GIVEN TASK:
Copy out all lines that hold "Vírgen".

RECORDS:
- - -

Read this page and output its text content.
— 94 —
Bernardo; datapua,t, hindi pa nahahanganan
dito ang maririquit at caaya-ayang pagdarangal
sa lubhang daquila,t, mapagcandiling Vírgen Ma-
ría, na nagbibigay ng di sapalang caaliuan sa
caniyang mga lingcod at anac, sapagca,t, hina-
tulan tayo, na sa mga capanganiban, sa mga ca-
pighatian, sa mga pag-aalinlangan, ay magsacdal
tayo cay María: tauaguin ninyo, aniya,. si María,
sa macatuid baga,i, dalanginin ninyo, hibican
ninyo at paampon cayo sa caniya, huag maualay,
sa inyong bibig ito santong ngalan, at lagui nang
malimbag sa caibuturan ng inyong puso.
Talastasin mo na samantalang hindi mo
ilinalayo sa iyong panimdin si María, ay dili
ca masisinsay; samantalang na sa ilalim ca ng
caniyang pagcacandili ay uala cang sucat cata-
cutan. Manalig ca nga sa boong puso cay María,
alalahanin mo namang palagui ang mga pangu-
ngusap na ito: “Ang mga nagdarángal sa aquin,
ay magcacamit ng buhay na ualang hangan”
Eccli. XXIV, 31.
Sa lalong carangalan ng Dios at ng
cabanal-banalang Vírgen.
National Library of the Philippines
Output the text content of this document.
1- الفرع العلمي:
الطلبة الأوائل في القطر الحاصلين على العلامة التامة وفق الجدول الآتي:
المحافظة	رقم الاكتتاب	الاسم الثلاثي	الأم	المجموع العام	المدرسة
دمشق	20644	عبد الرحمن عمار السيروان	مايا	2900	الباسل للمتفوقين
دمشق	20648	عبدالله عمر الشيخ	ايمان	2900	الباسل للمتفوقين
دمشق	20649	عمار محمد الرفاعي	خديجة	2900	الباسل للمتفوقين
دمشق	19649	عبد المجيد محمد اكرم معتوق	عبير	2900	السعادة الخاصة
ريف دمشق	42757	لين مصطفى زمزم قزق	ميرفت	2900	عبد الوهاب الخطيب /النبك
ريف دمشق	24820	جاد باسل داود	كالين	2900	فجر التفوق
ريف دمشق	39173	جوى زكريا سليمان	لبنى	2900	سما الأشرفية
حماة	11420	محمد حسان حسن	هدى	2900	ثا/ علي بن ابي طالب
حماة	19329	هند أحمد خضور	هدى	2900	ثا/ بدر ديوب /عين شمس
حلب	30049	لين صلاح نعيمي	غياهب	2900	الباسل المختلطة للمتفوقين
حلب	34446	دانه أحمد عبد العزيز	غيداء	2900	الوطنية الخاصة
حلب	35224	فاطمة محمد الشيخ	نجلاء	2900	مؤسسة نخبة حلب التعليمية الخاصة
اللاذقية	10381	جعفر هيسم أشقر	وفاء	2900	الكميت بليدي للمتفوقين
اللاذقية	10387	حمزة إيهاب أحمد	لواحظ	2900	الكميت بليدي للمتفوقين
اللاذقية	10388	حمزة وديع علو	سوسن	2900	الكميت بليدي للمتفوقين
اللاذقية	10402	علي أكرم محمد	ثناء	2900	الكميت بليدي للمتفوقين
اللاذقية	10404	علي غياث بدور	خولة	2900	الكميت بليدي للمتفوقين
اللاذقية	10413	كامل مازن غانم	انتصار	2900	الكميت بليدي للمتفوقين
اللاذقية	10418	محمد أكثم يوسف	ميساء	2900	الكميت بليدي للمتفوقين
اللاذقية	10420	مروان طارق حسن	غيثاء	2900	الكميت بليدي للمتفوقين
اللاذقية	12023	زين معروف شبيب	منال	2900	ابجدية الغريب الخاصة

- - -

FULL ANSWER:
sa lubhang daquila,t, mapagcandiling Vírgen Ma-
cabanal-banalang Vírgen.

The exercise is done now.